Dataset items
╔══
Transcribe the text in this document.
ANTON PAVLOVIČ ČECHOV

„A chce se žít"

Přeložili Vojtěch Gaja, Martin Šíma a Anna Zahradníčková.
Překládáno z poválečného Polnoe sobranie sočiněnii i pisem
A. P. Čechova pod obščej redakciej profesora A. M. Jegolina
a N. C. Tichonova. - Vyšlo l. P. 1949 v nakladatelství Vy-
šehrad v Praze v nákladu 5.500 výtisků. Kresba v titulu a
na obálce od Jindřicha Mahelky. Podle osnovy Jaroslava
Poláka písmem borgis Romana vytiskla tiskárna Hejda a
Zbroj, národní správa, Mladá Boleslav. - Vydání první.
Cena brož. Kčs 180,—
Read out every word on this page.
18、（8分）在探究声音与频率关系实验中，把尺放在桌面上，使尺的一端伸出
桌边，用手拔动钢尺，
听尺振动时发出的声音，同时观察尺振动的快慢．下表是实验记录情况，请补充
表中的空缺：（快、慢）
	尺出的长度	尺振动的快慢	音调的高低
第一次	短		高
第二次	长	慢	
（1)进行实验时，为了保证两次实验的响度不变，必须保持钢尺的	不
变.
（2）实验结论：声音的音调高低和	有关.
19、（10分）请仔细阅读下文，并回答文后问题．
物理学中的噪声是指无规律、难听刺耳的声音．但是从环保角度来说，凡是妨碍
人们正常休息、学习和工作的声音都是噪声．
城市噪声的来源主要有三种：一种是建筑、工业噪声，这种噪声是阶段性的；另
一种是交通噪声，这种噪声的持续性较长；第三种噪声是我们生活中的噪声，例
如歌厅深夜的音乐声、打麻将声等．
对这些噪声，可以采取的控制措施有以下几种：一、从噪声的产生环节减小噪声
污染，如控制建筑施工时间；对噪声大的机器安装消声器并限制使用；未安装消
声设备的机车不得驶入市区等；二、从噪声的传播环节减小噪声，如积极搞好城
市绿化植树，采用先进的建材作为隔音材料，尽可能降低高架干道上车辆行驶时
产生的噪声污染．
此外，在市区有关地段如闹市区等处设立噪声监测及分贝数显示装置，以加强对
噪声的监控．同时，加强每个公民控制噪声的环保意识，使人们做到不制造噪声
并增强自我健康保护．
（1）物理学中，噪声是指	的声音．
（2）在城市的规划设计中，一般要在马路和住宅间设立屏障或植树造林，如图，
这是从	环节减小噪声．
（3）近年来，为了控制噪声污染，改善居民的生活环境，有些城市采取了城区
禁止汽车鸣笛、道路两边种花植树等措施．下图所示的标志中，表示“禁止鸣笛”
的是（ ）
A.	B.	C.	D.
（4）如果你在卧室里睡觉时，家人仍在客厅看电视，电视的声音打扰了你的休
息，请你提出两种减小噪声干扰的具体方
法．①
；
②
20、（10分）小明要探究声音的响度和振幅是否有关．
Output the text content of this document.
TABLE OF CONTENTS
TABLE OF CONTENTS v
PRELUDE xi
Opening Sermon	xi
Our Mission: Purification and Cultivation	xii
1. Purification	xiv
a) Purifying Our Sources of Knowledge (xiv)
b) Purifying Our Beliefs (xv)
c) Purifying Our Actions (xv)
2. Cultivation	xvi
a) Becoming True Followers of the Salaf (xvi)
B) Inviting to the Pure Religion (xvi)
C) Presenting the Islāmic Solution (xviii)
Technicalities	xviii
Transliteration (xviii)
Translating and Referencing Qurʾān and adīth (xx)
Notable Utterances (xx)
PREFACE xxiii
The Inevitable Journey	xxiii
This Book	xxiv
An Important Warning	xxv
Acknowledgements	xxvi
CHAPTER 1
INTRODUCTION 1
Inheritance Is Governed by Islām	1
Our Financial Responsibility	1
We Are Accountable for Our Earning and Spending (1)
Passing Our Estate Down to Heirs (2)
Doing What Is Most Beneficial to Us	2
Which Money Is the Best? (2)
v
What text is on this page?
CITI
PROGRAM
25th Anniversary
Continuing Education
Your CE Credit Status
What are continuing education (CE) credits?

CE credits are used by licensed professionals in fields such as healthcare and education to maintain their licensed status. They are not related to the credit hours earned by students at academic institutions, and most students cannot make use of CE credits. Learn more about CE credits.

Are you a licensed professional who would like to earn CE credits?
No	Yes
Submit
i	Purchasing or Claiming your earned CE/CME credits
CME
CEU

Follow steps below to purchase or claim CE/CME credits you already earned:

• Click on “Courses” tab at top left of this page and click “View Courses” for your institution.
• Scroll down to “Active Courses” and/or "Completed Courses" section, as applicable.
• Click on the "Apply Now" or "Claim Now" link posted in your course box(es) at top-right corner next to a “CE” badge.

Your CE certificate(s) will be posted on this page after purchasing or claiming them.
╚══
TASK TO COMPLETE - Write out the entries above once more, without altering anything.

FINAL RESULT -
Transcribe the text in this document.
ANTON PAVLOVIČ ČECHOV

„A chce se žít"

Přeložili Vojtěch Gaja, Martin Šíma a Anna Zahradníčková.
Překládáno z poválečného Polnoe sobranie sočiněnii i pisem
A. P. Čechova pod obščej redakciej profesora A. M. Jegolina
a N. C. Tichonova. - Vyšlo l. P. 1949 v nakladatelství Vy-
šehrad v Praze v nákladu 5.500 výtisků. Kresba v titulu a
na obálce od Jindřicha Mahelky. Podle osnovy Jaroslava
Poláka písmem borgis Romana vytiskla tiskárna Hejda a
Zbroj, národní správa, Mladá Boleslav. - Vydání první.
Cena brož. Kčs 180,—
Read out every word on this page.
18、（8分）在探究声音与频率关系实验中，把尺放在桌面上，使尺的一端伸出
桌边，用手拔动钢尺，
听尺振动时发出的声音，同时观察尺振动的快慢．下表是实验记录情况，请补充
表中的空缺：（快、慢）
	尺出的长度	尺振动的快慢	音调的高低
第一次	短		高
第二次	长	慢	
（1)进行实验时，为了保证两次实验的响度不变，必须保持钢尺的	不
变.
（2）实验结论：声音的音调高低和	有关.
19、（10分）请仔细阅读下文，并回答文后问题．
物理学中的噪声是指无规律、难听刺耳的声音．但是从环保角度来说，凡是妨碍
人们正常休息、学习和工作的声音都是噪声．
城市噪声的来源主要有三种：一种是建筑、工业噪声，这种噪声是阶段性的；另
一种是交通噪声，这种噪声的持续性较长；第三种噪声是我们生活中的噪声，例
如歌厅深夜的音乐声、打麻将声等．
对这些噪声，可以采取的控制措施有以下几种：一、从噪声的产生环节减小噪声
污染，如控制建筑施工时间；对噪声大的机器安装消声器并限制使用；未安装消
声设备的机车不得驶入市区等；二、从噪声的传播环节减小噪声，如积极搞好城
市绿化植树，采用先进的建材作为隔音材料，尽可能降低高架干道上车辆行驶时
产生的噪声污染．
此外，在市区有关地段如闹市区等处设立噪声监测及分贝数显示装置，以加强对
噪声的监控．同时，加强每个公民控制噪声的环保意识，使人们做到不制造噪声
并增强自我健康保护．
（1）物理学中，噪声是指	的声音．
（2）在城市的规划设计中，一般要在马路和住宅间设立屏障或植树造林，如图，
这是从	环节减小噪声．
（3）近年来，为了控制噪声污染，改善居民的生活环境，有些城市采取了城区
禁止汽车鸣笛、道路两边种花植树等措施．下图所示的标志中，表示“禁止鸣笛”
的是（ ）
A.	B.	C.	D.
（4）如果你在卧室里睡觉时，家人仍在客厅看电视，电视的声音打扰了你的休
息，请你提出两种减小噪声干扰的具体方
法．①
；
②
20、（10分）小明要探究声音的响度和振幅是否有关．
Output the text content of this document.
TABLE OF CONTENTS
TABLE OF CONTENTS v
PRELUDE xi
Opening Sermon	xi
Our Mission: Purification and Cultivation	xii
1. Purification	xiv
a) Purifying Our Sources of Knowledge (xiv)
b) Purifying Our Beliefs (xv)
c) Purifying Our Actions (xv)
2. Cultivation	xvi
a) Becoming True Followers of the Salaf (xvi)
B) Inviting to the Pure Religion (xvi)
C) Presenting the Islāmic Solution (xviii)
Technicalities	xviii
Transliteration (xviii)
Translating and Referencing Qurʾān and adīth (xx)
Notable Utterances (xx)
PREFACE xxiii
The Inevitable Journey	xxiii
This Book	xxiv
An Important Warning	xxv
Acknowledgements	xxvi
CHAPTER 1
INTRODUCTION 1
Inheritance Is Governed by Islām	1
Our Financial Responsibility	1
We Are Accountable for Our Earning and Spending (1)
Passing Our Estate Down to Heirs (2)
Doing What Is Most Beneficial to Us	2
Which Money Is the Best? (2)
v
What text is on this page?
CITI
PROGRAM
25th Anniversary
Continuing Education
Your CE Credit Status
What are continuing education (CE) credits?

CE credits are used by licensed professionals in fields such as healthcare and education to maintain their licensed status. They are not related to the credit hours earned by students at academic institutions, and most students cannot make use of CE credits. Learn more about CE credits.

Are you a licensed professional who would like to earn CE credits?
No	Yes
Submit
i	Purchasing or Claiming your earned CE/CME credits
CME
CEU

Follow steps below to purchase or claim CE/CME credits you already earned:

• Click on “Courses” tab at top left of this page and click “View Courses” for your institution.
• Scroll down to “Active Courses” and/or "Completed Courses" section, as applicable.
• Click on the "Apply Now" or "Claim Now" link posted in your course box(es) at top-right corner next to a “CE” badge.

Your CE certificate(s) will be posted on this page after purchasing or claiming them.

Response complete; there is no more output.